[Requirements]: Gather each line in the entries that includes the string "Price".

◆ ◆ ◆ ◆ ◆

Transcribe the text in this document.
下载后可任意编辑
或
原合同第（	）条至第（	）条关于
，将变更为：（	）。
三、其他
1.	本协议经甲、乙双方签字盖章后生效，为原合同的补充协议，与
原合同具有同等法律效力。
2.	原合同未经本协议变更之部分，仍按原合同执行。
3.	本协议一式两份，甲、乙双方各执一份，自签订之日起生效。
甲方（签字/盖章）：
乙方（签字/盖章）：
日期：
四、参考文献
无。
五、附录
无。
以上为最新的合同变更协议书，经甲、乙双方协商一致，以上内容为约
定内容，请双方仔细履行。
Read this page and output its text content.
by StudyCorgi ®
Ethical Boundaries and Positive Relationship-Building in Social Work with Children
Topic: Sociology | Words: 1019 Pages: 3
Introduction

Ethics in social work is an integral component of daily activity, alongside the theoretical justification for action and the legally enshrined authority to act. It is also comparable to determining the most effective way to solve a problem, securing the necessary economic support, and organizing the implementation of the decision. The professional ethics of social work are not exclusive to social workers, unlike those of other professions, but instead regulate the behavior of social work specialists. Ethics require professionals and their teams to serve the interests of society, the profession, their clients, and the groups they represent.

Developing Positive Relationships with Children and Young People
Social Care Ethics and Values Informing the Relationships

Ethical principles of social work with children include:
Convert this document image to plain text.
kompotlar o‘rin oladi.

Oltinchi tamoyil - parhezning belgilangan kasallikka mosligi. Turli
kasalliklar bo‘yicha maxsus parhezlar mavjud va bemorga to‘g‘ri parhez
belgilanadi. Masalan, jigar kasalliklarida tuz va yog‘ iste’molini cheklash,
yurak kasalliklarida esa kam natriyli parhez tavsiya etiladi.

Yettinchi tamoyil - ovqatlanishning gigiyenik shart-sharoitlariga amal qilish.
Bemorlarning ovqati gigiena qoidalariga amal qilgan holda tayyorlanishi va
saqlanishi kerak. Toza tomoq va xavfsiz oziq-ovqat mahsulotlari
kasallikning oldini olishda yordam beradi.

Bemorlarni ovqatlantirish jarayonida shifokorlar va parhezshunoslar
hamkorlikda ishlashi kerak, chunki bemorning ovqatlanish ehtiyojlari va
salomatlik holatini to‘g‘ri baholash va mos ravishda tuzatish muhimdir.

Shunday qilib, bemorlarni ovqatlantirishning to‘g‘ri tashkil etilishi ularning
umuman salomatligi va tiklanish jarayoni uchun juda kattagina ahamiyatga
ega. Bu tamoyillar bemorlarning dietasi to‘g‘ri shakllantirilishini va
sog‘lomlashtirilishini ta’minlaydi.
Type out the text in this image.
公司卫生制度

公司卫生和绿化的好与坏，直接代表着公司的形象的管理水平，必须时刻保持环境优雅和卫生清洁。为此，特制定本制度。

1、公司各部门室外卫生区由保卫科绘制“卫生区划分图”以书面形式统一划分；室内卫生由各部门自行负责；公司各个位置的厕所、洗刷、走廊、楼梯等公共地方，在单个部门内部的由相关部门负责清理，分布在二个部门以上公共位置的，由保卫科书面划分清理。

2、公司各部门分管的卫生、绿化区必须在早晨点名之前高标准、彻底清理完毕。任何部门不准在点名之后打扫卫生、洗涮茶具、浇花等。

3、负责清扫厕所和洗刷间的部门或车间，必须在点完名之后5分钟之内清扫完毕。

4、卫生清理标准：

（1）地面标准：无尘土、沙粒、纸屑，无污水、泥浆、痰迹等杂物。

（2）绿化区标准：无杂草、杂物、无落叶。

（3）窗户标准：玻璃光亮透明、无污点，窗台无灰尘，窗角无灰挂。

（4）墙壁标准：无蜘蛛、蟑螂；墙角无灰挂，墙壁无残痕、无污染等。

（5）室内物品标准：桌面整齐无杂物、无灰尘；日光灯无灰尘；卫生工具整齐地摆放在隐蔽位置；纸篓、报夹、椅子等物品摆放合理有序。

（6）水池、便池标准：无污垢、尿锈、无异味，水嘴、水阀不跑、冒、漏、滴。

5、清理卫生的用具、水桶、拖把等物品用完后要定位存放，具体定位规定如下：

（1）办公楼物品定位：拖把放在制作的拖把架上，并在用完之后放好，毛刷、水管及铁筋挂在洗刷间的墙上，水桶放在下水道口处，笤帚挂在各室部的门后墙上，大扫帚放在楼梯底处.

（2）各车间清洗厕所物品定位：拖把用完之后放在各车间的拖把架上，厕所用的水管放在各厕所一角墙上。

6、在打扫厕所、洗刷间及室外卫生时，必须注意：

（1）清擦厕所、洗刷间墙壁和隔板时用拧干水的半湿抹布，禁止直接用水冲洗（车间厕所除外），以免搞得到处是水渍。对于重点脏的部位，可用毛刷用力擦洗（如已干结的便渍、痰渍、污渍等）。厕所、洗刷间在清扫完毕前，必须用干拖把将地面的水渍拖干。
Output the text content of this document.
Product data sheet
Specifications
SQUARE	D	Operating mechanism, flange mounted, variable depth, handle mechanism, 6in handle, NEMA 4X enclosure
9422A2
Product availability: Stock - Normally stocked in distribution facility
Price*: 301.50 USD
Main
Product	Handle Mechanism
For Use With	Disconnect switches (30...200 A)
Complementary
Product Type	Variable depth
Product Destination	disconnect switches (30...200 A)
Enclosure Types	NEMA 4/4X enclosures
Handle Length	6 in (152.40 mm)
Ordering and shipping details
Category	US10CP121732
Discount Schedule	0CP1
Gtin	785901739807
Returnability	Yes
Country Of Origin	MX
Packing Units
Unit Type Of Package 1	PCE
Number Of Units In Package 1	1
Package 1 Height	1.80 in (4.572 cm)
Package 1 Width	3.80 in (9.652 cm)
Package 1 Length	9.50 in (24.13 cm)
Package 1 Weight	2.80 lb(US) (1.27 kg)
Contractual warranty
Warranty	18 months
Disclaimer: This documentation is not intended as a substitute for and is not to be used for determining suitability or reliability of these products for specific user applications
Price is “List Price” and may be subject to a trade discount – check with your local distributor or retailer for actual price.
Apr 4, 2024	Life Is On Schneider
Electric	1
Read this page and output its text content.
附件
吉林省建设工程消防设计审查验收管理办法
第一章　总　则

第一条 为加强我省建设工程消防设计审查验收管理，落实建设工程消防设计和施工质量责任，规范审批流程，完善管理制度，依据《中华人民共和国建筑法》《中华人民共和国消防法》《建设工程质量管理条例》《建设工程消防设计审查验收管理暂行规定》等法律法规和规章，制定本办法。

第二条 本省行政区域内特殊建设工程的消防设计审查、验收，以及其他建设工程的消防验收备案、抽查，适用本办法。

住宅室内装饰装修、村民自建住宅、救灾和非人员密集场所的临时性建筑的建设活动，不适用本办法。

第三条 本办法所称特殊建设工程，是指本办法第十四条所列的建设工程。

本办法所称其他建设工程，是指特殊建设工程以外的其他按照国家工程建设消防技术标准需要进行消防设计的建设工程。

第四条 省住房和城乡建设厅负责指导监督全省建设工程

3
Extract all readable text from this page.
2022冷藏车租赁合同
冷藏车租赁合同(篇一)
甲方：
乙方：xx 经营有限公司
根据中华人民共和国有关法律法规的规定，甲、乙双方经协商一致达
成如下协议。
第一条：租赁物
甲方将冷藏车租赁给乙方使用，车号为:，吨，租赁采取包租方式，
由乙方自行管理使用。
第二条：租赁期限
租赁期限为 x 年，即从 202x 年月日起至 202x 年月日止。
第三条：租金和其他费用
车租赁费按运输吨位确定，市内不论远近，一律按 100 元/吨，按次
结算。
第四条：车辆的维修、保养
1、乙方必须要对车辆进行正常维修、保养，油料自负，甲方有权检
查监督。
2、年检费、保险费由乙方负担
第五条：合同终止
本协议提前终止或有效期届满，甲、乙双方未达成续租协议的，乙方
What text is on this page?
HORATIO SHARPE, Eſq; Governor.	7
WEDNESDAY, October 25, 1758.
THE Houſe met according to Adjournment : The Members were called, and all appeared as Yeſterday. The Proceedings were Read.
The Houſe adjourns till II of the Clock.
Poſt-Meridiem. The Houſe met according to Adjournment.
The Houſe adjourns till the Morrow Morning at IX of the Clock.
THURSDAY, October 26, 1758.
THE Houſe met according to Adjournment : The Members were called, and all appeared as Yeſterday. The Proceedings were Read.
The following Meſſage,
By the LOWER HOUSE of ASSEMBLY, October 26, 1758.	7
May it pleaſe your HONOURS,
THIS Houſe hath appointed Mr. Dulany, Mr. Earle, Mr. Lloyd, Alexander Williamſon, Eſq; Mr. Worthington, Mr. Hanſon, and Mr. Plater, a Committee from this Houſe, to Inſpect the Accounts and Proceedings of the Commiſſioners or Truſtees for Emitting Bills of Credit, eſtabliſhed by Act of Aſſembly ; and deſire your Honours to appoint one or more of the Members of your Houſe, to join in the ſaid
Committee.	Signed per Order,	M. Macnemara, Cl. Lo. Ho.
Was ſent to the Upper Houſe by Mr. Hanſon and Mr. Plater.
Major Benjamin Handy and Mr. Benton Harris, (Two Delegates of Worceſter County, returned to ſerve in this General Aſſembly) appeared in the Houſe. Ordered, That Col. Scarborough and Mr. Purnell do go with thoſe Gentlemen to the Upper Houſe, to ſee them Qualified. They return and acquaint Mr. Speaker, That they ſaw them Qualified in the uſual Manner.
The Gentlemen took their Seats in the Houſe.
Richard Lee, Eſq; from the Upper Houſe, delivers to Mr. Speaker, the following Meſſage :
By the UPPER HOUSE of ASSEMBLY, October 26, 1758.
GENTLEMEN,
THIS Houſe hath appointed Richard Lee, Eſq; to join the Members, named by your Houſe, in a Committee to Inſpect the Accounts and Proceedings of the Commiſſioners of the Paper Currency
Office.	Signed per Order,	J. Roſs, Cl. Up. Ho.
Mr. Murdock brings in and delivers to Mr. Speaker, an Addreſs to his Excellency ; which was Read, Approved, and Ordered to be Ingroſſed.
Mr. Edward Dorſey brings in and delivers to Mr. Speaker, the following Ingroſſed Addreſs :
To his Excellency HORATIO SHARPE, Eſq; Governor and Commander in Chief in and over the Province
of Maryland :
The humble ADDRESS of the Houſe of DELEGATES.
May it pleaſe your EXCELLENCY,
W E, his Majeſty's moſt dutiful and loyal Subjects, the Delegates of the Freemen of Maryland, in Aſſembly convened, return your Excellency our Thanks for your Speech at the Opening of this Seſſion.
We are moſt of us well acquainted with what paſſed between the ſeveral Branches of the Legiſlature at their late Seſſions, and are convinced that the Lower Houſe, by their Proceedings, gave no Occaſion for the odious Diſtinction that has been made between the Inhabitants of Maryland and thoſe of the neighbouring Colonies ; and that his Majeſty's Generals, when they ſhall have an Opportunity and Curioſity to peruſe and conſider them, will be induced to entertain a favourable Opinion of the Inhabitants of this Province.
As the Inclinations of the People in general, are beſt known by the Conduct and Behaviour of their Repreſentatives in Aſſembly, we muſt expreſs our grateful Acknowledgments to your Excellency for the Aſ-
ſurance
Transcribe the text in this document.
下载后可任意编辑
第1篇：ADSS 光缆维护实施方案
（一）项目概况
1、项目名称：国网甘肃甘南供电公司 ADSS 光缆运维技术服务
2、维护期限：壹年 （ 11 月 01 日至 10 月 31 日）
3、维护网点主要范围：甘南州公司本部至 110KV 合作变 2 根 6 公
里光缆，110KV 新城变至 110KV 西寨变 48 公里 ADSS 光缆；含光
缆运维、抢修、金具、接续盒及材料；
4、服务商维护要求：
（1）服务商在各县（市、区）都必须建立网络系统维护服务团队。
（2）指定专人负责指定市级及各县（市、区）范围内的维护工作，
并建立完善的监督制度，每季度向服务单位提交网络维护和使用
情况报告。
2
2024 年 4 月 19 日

◆ ◆ ◆ ◆ ◆

[Answer for the task]:
Price*: 301.50 USD
Price is “List Price” and may be subject to a trade discount – check with your local distributor or retailer for actual price.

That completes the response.